Take every line from the material that has the word "document" in it.

Records for processing:
— Start —
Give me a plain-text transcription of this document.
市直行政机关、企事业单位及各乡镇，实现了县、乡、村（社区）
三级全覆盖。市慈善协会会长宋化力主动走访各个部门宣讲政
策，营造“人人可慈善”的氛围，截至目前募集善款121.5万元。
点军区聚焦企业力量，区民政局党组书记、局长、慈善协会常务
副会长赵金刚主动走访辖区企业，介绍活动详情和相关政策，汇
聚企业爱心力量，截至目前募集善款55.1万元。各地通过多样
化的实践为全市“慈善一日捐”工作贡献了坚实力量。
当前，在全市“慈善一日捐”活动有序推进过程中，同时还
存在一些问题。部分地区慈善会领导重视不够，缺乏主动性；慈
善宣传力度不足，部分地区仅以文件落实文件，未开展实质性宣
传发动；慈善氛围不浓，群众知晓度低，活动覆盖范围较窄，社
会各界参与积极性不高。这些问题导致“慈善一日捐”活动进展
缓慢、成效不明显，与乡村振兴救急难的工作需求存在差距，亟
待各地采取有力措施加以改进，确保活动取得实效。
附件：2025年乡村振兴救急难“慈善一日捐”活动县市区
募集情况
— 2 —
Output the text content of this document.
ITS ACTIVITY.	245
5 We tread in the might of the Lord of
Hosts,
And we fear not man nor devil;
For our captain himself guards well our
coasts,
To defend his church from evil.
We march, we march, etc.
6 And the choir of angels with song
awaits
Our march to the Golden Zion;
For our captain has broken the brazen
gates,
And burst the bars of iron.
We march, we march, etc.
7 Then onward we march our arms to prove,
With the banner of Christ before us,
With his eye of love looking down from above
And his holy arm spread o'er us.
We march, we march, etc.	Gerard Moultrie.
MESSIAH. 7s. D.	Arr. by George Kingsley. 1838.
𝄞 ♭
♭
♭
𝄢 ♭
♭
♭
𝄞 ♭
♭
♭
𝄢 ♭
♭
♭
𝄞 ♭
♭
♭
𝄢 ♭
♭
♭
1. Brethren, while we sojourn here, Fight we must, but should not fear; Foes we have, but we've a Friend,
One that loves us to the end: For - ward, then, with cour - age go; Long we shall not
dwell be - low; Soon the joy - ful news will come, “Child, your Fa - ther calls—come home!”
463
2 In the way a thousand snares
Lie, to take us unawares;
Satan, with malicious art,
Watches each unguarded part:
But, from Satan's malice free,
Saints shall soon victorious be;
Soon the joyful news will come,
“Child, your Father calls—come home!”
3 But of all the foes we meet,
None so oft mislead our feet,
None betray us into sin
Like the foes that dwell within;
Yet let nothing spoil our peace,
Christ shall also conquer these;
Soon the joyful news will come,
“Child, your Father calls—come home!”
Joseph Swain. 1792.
— End —
Answer to this problem:
Give me a plain-text transcription of this document.
Output the text content of this document.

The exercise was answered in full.